* [DATA LINES]
-- START --
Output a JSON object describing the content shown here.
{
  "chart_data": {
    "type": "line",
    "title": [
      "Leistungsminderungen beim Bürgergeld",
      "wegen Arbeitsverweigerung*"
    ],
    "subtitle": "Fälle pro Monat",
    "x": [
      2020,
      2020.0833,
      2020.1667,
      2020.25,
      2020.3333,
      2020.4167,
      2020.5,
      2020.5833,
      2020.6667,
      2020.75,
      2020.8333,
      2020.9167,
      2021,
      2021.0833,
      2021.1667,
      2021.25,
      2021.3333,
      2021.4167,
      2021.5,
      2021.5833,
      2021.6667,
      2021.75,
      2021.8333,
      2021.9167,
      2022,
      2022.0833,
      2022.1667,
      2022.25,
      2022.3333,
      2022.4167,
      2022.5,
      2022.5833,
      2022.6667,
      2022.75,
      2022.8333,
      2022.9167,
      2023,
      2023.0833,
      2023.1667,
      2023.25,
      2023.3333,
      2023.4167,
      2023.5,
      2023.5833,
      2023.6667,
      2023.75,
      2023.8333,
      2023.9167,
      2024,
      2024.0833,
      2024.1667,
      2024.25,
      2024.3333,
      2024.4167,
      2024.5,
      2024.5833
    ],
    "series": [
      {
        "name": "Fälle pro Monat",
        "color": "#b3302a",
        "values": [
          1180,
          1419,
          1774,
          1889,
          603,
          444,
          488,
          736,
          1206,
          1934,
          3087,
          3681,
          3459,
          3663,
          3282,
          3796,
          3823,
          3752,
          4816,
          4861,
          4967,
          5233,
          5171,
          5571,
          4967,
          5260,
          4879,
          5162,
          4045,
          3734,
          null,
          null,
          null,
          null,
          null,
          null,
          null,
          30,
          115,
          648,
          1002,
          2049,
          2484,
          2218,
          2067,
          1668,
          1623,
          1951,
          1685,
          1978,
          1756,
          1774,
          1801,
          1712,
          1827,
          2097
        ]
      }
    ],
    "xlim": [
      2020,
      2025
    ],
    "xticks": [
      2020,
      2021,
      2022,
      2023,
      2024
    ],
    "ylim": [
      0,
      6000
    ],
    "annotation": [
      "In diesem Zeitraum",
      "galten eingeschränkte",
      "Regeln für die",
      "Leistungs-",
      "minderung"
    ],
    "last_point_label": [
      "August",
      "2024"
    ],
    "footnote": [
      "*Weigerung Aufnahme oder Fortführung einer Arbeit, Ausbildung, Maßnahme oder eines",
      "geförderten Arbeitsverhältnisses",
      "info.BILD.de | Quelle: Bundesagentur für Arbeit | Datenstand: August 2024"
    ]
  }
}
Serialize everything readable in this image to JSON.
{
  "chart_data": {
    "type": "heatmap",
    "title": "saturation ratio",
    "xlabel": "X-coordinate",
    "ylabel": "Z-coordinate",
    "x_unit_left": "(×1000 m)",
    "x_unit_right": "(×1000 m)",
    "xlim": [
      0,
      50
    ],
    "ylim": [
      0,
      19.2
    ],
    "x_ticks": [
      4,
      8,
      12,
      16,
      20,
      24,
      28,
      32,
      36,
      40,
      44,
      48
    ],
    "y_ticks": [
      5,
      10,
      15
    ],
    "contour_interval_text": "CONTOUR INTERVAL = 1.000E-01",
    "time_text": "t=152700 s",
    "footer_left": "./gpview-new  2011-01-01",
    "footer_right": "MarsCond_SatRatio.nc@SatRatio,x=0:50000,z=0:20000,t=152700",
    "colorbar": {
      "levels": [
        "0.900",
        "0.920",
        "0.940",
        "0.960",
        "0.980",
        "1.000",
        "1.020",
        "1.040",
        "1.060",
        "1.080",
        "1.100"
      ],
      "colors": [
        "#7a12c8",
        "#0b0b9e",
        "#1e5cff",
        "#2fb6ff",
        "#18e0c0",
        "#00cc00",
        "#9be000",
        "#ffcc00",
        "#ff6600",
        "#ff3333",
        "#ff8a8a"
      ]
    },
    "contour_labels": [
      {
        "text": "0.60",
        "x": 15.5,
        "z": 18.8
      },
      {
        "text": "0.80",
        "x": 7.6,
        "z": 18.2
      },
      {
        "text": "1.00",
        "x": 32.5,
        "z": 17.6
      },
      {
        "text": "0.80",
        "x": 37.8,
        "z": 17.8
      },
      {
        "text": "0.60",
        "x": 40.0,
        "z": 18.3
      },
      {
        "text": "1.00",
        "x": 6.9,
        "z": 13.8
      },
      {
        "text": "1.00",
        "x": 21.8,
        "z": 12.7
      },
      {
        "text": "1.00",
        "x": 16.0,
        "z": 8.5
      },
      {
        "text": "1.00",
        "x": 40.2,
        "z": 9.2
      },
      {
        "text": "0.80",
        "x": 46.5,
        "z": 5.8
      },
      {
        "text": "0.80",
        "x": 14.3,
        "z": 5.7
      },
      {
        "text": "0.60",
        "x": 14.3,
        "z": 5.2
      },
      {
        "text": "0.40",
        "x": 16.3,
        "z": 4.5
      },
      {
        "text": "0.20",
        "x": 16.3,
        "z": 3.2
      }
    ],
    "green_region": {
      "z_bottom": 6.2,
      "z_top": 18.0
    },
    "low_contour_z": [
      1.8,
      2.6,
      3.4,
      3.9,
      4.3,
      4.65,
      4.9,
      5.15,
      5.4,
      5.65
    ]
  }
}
-- END --
* [EXERCISE DESCRIPTION] Using the listing above, retype each line exactly.

* [WRITTEN RESPONSE]
Output a JSON object describing the content shown here.
{
  "chart_data": {
    "type": "line",
    "title": [
      "Leistungsminderungen beim Bürgergeld",
      "wegen Arbeitsverweigerung*"
    ],
    "subtitle": "Fälle pro Monat",
    "x": [
      2020,
      2020.0833,
      2020.1667,
      2020.25,
      2020.3333,
      2020.4167,
      2020.5,
      2020.5833,
      2020.6667,
      2020.75,
      2020.8333,
      2020.9167,
      2021,
      2021.0833,
      2021.1667,
      2021.25,
      2021.3333,
      2021.4167,
      2021.5,
      2021.5833,
      2021.6667,
      2021.75,
      2021.8333,
      2021.9167,
      2022,
      2022.0833,
      2022.1667,
      2022.25,
      2022.3333,
      2022.4167,
      2022.5,
      2022.5833,
      2022.6667,
      2022.75,
      2022.8333,
      2022.9167,
      2023,
      2023.0833,
      2023.1667,
      2023.25,
      2023.3333,
      2023.4167,
      2023.5,
      2023.5833,
      2023.6667,
      2023.75,
      2023.8333,
      2023.9167,
      2024,
      2024.0833,
      2024.1667,
      2024.25,
      2024.3333,
      2024.4167,
      2024.5,
      2024.5833
    ],
    "series": [
      {
        "name": "Fälle pro Monat",
        "color": "#b3302a",
        "values": [
          1180,
          1419,
          1774,
          1889,
          603,
          444,
          488,
          736,
          1206,
          1934,
          3087,
          3681,
          3459,
          3663,
          3282,
          3796,
          3823,
          3752,
          4816,
          4861,
          4967,
          5233,
          5171,
          5571,
          4967,
          5260,
          4879,
          5162,
          4045,
          3734,
          null,
          null,
          null,
          null,
          null,
          null,
          null,
          30,
          115,
          648,
          1002,
          2049,
          2484,
          2218,
          2067,
          1668,
          1623,
          1951,
          1685,
          1978,
          1756,
          1774,
          1801,
          1712,
          1827,
          2097
        ]
      }
    ],
    "xlim": [
      2020,
      2025
    ],
    "xticks": [
      2020,
      2021,
      2022,
      2023,
      2024
    ],
    "ylim": [
      0,
      6000
    ],
    "annotation": [
      "In diesem Zeitraum",
      "galten eingeschränkte",
      "Regeln für die",
      "Leistungs-",
      "minderung"
    ],
    "last_point_label": [
      "August",
      "2024"
    ],
    "footnote": [
      "*Weigerung Aufnahme oder Fortführung einer Arbeit, Ausbildung, Maßnahme oder eines",
      "geförderten Arbeitsverhältnisses",
      "info.BILD.de | Quelle: Bundesagentur für Arbeit | Datenstand: August 2024"
    ]
  }
}
Serialize everything readable in this image to JSON.
{
  "chart_data": {
    "type": "heatmap",
    "title": "saturation ratio",
    "xlabel": "X-coordinate",
    "ylabel": "Z-coordinate",
    "x_unit_left": "(×1000 m)",
    "x_unit_right": "(×1000 m)",
    "xlim": [
      0,
      50
    ],
    "ylim": [
      0,
      19.2
    ],
    "x_ticks": [
      4,
      8,
      12,
      16,
      20,
      24,
      28,
      32,
      36,
      40,
      44,
      48
    ],
    "y_ticks": [
      5,
      10,
      15
    ],
    "contour_interval_text": "CONTOUR INTERVAL = 1.000E-01",
    "time_text": "t=152700 s",
    "footer_left": "./gpview-new  2011-01-01",
    "footer_right": "MarsCond_SatRatio.nc@SatRatio,x=0:50000,z=0:20000,t=152700",
    "colorbar": {
      "levels": [
        "0.900",
        "0.920",
        "0.940",
        "0.960",
        "0.980",
        "1.000",
        "1.020",
        "1.040",
        "1.060",
        "1.080",
        "1.100"
      ],
      "colors": [
        "#7a12c8",
        "#0b0b9e",
        "#1e5cff",
        "#2fb6ff",
        "#18e0c0",
        "#00cc00",
        "#9be000",
        "#ffcc00",
        "#ff6600",
        "#ff3333",
        "#ff8a8a"
      ]
    },
    "contour_labels": [
      {
        "text": "0.60",
        "x": 15.5,
        "z": 18.8
      },
      {
        "text": "0.80",
        "x": 7.6,
        "z": 18.2
      },
      {
        "text": "1.00",
        "x": 32.5,
        "z": 17.6
      },
      {
        "text": "0.80",
        "x": 37.8,
        "z": 17.8
      },
      {
        "text": "0.60",
        "x": 40.0,
        "z": 18.3
      },
      {
        "text": "1.00",
        "x": 6.9,
        "z": 13.8
      },
      {
        "text": "1.00",
        "x": 21.8,
        "z": 12.7
      },
      {
        "text": "1.00",
        "x": 16.0,
        "z": 8.5
      },
      {
        "text": "1.00",
        "x": 40.2,
        "z": 9.2
      },
      {
        "text": "0.80",
        "x": 46.5,
        "z": 5.8
      },
      {
        "text": "0.80",
        "x": 14.3,
        "z": 5.7
      },
      {
        "text": "0.60",
        "x": 14.3,
        "z": 5.2
      },
      {
        "text": "0.40",
        "x": 16.3,
        "z": 4.5
      },
      {
        "text": "0.20",
        "x": 16.3,
        "z": 3.2
      }
    ],
    "green_region": {
      "z_bottom": 6.2,
      "z_top": 18.0
    },
    "low_contour_z": [
      1.8,
      2.6,
      3.4,
      3.9,
      4.3,
      4.65,
      4.9,
      5.15,
      5.4,
      5.65
    ]
  }
}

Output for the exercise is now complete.